Output the entries word for word. Omit images.
§ §
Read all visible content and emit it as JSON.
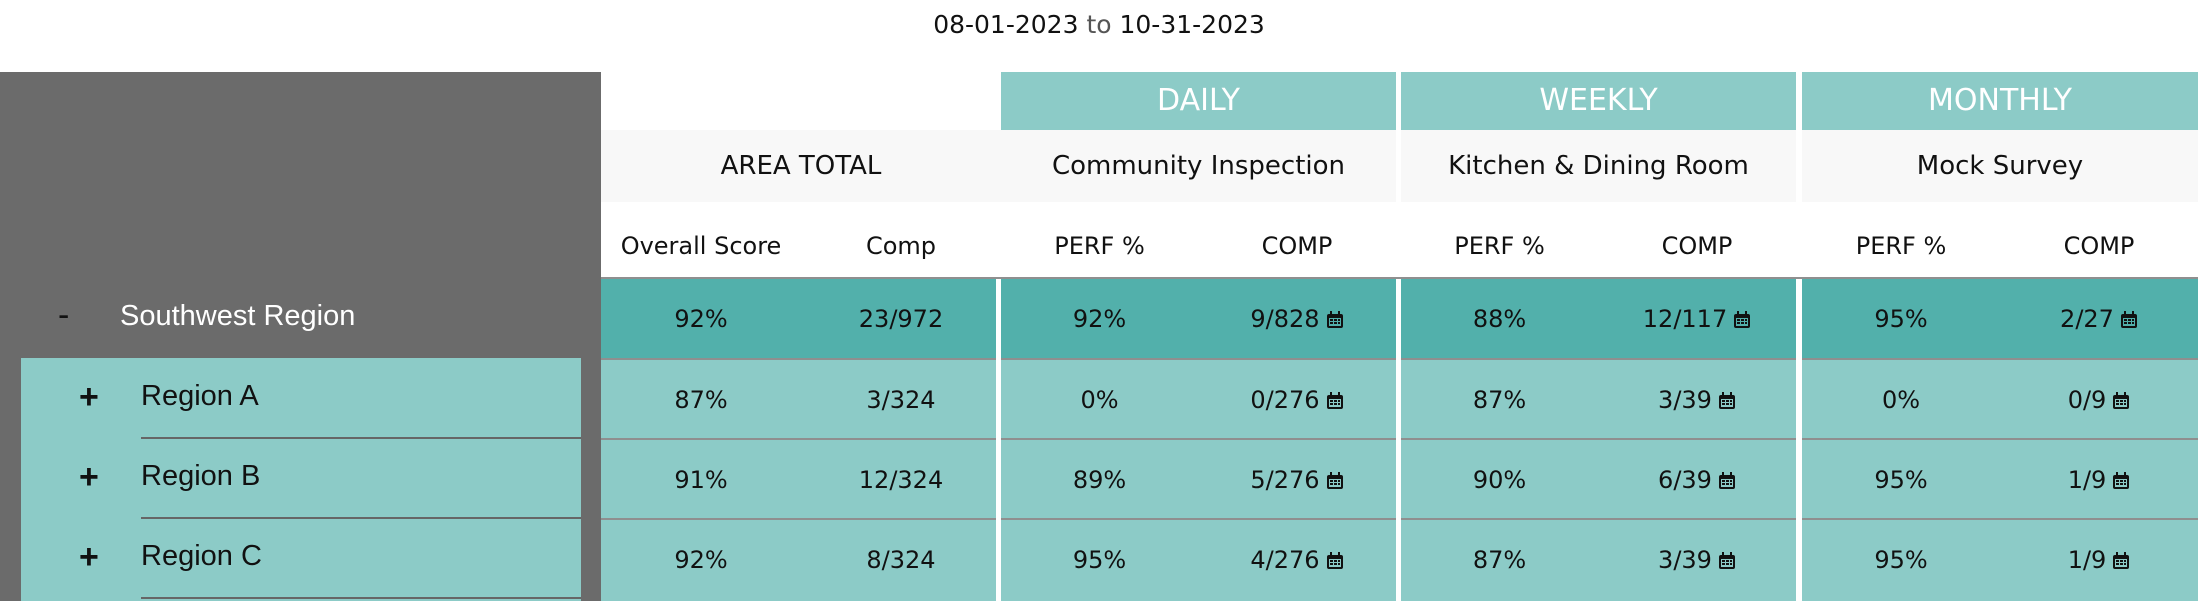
{
  "date_range": {
    "start": "08-01-2023",
    "separator": "to",
    "end": "10-31-2023"
  },
  "hierarchy": {
    "root": {
      "toggle": "-",
      "label": "Southwest Region"
    },
    "children": [
      {
        "toggle": "+",
        "label": "Region A"
      },
      {
        "toggle": "+",
        "label": "Region B"
      },
      {
        "toggle": "+",
        "label": "Region C"
      }
    ]
  },
  "area_total": {
    "header": "AREA TOTAL",
    "col_overall": "Overall Score",
    "col_comp": "Comp"
  },
  "groups": [
    {
      "period": "DAILY",
      "name": "Community Inspection",
      "col_perf": "PERF %",
      "col_comp": "COMP"
    },
    {
      "period": "WEEKLY",
      "name": "Kitchen & Dining Room",
      "col_perf": "PERF %",
      "col_comp": "COMP"
    },
    {
      "period": "MONTHLY",
      "name": "Mock Survey",
      "col_perf": "PERF %",
      "col_comp": "COMP"
    }
  ],
  "rows": [
    {
      "overall": "92%",
      "comp": "23/972",
      "daily_perf": "92%",
      "daily_comp": "9/828",
      "weekly_perf": "88%",
      "weekly_comp": "12/117",
      "monthly_perf": "95%",
      "monthly_comp": "2/27"
    },
    {
      "overall": "87%",
      "comp": "3/324",
      "daily_perf": "0%",
      "daily_comp": "0/276",
      "weekly_perf": "87%",
      "weekly_comp": "3/39",
      "monthly_perf": "0%",
      "monthly_comp": "0/9"
    },
    {
      "overall": "91%",
      "comp": "12/324",
      "daily_perf": "89%",
      "daily_comp": "5/276",
      "weekly_perf": "90%",
      "weekly_comp": "6/39",
      "monthly_perf": "95%",
      "monthly_comp": "1/9"
    },
    {
      "overall": "92%",
      "comp": "8/324",
      "daily_perf": "95%",
      "daily_comp": "4/276",
      "weekly_perf": "87%",
      "weekly_comp": "3/39",
      "monthly_perf": "95%",
      "monthly_comp": "1/9"
    }
  ],
  "icons": {
    "calendar": "calendar-icon"
  },
  "colors": {
    "panel_gray": "#6b6b6b",
    "teal_light": "#8ccbc7",
    "teal_dark": "#52b0ab"
  }
}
§ §
__Result of the task__.
Read all visible content and emit it as JSON.
{
  "date_range": {
    "start": "08-01-2023",
    "separator": "to",
    "end": "10-31-2023"
  },
  "hierarchy": {
    "root": {
      "toggle": "-",
      "label": "Southwest Region"
    },
    "children": [
      {
        "toggle": "+",
        "label": "Region A"
      },
      {
        "toggle": "+",
        "label": "Region B"
      },
      {
        "toggle": "+",
        "label": "Region C"
      }
    ]
  },
  "area_total": {
    "header": "AREA TOTAL",
    "col_overall": "Overall Score",
    "col_comp": "Comp"
  },
  "groups": [
    {
      "period": "DAILY",
      "name": "Community Inspection",
      "col_perf": "PERF %",
      "col_comp": "COMP"
    },
    {
      "period": "WEEKLY",
      "name": "Kitchen & Dining Room",
      "col_perf": "PERF %",
      "col_comp": "COMP"
    },
    {
      "period": "MONTHLY",
      "name": "Mock Survey",
      "col_perf": "PERF %",
      "col_comp": "COMP"
    }
  ],
  "rows": [
    {
      "overall": "92%",
      "comp": "23/972",
      "daily_perf": "92%",
      "daily_comp": "9/828",
      "weekly_perf": "88%",
      "weekly_comp": "12/117",
      "monthly_perf": "95%",
      "monthly_comp": "2/27"
    },
    {
      "overall": "87%",
      "comp": "3/324",
      "daily_perf": "0%",
      "daily_comp": "0/276",
      "weekly_perf": "87%",
      "weekly_comp": "3/39",
      "monthly_perf": "0%",
      "monthly_comp": "0/9"
    },
    {
      "overall": "91%",
      "comp": "12/324",
      "daily_perf": "89%",
      "daily_comp": "5/276",
      "weekly_perf": "90%",
      "weekly_comp": "6/39",
      "monthly_perf": "95%",
      "monthly_comp": "1/9"
    },
    {
      "overall": "92%",
      "comp": "8/324",
      "daily_perf": "95%",
      "daily_comp": "4/276",
      "weekly_perf": "87%",
      "weekly_comp": "3/39",
      "monthly_perf": "95%",
      "monthly_comp": "1/9"
    }
  ],
  "icons": {
    "calendar": "calendar-icon"
  },
  "colors": {
    "panel_gray": "#6b6b6b",
    "teal_light": "#8ccbc7",
    "teal_dark": "#52b0ab"
  }
}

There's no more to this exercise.